(Stored entries)

━━━━

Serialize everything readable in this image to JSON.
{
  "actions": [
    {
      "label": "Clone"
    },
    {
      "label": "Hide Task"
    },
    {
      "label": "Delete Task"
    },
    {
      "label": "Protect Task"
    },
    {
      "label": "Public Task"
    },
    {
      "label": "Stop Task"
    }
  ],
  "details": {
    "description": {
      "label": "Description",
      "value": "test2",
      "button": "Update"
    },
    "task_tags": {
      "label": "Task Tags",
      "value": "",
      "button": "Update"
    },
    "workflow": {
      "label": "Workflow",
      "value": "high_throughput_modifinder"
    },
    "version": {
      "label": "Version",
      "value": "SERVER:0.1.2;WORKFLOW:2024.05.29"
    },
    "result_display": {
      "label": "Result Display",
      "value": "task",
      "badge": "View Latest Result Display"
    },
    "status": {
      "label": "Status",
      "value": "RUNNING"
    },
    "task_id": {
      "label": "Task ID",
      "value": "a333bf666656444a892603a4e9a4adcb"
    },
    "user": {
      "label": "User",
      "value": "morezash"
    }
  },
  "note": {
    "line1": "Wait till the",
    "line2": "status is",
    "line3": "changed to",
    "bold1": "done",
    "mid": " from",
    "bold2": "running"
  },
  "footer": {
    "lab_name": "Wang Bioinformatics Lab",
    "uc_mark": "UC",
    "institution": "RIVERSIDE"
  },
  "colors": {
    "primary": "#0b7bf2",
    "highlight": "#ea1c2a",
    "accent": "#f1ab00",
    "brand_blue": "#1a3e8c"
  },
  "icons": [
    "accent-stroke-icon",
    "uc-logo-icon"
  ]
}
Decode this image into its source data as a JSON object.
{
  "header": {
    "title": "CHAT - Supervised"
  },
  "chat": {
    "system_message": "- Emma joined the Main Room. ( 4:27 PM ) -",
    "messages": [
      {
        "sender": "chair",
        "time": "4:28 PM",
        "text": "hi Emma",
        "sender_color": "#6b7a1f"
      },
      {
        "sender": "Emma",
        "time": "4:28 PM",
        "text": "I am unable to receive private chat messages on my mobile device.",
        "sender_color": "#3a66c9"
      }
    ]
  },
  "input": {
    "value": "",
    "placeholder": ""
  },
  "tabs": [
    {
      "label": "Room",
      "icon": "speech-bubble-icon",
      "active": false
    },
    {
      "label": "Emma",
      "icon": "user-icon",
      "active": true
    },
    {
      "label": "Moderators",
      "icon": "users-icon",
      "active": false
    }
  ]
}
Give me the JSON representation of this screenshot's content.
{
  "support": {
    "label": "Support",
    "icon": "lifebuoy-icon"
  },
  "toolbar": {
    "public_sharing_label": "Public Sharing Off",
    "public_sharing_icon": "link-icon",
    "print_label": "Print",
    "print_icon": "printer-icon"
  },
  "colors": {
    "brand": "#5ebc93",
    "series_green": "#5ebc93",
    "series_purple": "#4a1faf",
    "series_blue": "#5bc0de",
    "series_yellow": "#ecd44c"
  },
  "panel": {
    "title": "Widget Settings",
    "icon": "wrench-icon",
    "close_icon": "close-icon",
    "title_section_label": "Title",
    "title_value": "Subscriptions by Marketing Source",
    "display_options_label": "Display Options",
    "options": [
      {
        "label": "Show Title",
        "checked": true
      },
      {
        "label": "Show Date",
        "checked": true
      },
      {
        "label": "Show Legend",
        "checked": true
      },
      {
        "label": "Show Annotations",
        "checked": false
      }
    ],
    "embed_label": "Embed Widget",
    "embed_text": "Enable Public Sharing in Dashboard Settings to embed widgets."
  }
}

━━━━

** Set exercise **
Pick out the lines above containing the word "Settings", then copy them.

** In response **
    "title": "Widget Settings",
    "embed_text": "Enable Public Sharing in Dashboard Settings to embed widgets."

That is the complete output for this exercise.